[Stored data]
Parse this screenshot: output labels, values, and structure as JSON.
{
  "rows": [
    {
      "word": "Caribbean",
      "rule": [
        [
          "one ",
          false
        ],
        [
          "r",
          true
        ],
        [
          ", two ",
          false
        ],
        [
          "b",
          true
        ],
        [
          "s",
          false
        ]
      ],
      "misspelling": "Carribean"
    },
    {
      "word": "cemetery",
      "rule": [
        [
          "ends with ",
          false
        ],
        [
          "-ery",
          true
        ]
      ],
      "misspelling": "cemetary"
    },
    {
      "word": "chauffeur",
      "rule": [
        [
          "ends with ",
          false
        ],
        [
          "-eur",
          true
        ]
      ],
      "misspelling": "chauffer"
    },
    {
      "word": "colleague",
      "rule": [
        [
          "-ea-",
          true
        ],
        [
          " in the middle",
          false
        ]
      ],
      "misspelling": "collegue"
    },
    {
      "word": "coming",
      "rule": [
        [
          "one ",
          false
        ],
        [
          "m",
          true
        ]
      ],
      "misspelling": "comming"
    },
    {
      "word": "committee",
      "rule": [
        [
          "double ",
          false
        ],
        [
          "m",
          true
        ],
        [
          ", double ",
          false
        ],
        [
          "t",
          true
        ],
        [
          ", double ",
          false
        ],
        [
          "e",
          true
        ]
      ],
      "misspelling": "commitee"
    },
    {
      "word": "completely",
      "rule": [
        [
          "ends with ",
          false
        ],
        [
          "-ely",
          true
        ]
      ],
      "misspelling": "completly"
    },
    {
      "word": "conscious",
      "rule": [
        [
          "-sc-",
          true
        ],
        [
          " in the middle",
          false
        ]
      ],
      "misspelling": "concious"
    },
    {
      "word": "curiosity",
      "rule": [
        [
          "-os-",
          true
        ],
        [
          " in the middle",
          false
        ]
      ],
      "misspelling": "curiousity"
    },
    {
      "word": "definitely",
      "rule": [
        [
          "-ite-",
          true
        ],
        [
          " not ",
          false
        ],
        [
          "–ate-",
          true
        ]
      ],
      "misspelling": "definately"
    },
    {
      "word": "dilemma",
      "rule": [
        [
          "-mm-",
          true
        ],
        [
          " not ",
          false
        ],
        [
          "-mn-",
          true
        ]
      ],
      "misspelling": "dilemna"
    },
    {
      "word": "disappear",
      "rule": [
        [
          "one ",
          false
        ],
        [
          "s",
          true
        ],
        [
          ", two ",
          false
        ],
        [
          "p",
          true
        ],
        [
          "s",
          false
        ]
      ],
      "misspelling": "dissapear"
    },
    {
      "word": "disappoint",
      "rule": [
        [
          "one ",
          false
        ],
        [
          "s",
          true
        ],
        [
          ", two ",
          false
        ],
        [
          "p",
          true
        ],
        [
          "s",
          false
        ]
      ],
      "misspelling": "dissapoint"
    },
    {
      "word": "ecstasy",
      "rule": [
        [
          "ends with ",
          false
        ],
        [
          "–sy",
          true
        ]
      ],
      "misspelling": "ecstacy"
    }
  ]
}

**Written exercise**
Go back to the listing above and please repeat it exactly.

**Solution**
Parse this screenshot: output labels, values, and structure as JSON.
{
  "rows": [
    {
      "word": "Caribbean",
      "rule": [
        [
          "one ",
          false
        ],
        [
          "r",
          true
        ],
        [
          ", two ",
          false
        ],
        [
          "b",
          true
        ],
        [
          "s",
          false
        ]
      ],
      "misspelling": "Carribean"
    },
    {
      "word": "cemetery",
      "rule": [
        [
          "ends with ",
          false
        ],
        [
          "-ery",
          true
        ]
      ],
      "misspelling": "cemetary"
    },
    {
      "word": "chauffeur",
      "rule": [
        [
          "ends with ",
          false
        ],
        [
          "-eur",
          true
        ]
      ],
      "misspelling": "chauffer"
    },
    {
      "word": "colleague",
      "rule": [
        [
          "-ea-",
          true
        ],
        [
          " in the middle",
          false
        ]
      ],
      "misspelling": "collegue"
    },
    {
      "word": "coming",
      "rule": [
        [
          "one ",
          false
        ],
        [
          "m",
          true
        ]
      ],
      "misspelling": "comming"
    },
    {
      "word": "committee",
      "rule": [
        [
          "double ",
          false
        ],
        [
          "m",
          true
        ],
        [
          ", double ",
          false
        ],
        [
          "t",
          true
        ],
        [
          ", double ",
          false
        ],
        [
          "e",
          true
        ]
      ],
      "misspelling": "commitee"
    },
    {
      "word": "completely",
      "rule": [
        [
          "ends with ",
          false
        ],
        [
          "-ely",
          true
        ]
      ],
      "misspelling": "completly"
    },
    {
      "word": "conscious",
      "rule": [
        [
          "-sc-",
          true
        ],
        [
          " in the middle",
          false
        ]
      ],
      "misspelling": "concious"
    },
    {
      "word": "curiosity",
      "rule": [
        [
          "-os-",
          true
        ],
        [
          " in the middle",
          false
        ]
      ],
      "misspelling": "curiousity"
    },
    {
      "word": "definitely",
      "rule": [
        [
          "-ite-",
          true
        ],
        [
          " not ",
          false
        ],
        [
          "–ate-",
          true
        ]
      ],
      "misspelling": "definately"
    },
    {
      "word": "dilemma",
      "rule": [
        [
          "-mm-",
          true
        ],
        [
          " not ",
          false
        ],
        [
          "-mn-",
          true
        ]
      ],
      "misspelling": "dilemna"
    },
    {
      "word": "disappear",
      "rule": [
        [
          "one ",
          false
        ],
        [
          "s",
          true
        ],
        [
          ", two ",
          false
        ],
        [
          "p",
          true
        ],
        [
          "s",
          false
        ]
      ],
      "misspelling": "dissapear"
    },
    {
      "word": "disappoint",
      "rule": [
        [
          "one ",
          false
        ],
        [
          "s",
          true
        ],
        [
          ", two ",
          false
        ],
        [
          "p",
          true
        ],
        [
          "s",
          false
        ]
      ],
      "misspelling": "dissapoint"
    },
    {
      "word": "ecstasy",
      "rule": [
        [
          "ends with ",
          false
        ],
        [
          "–sy",
          true
        ]
      ],
      "misspelling": "ecstacy"
    }
  ]
}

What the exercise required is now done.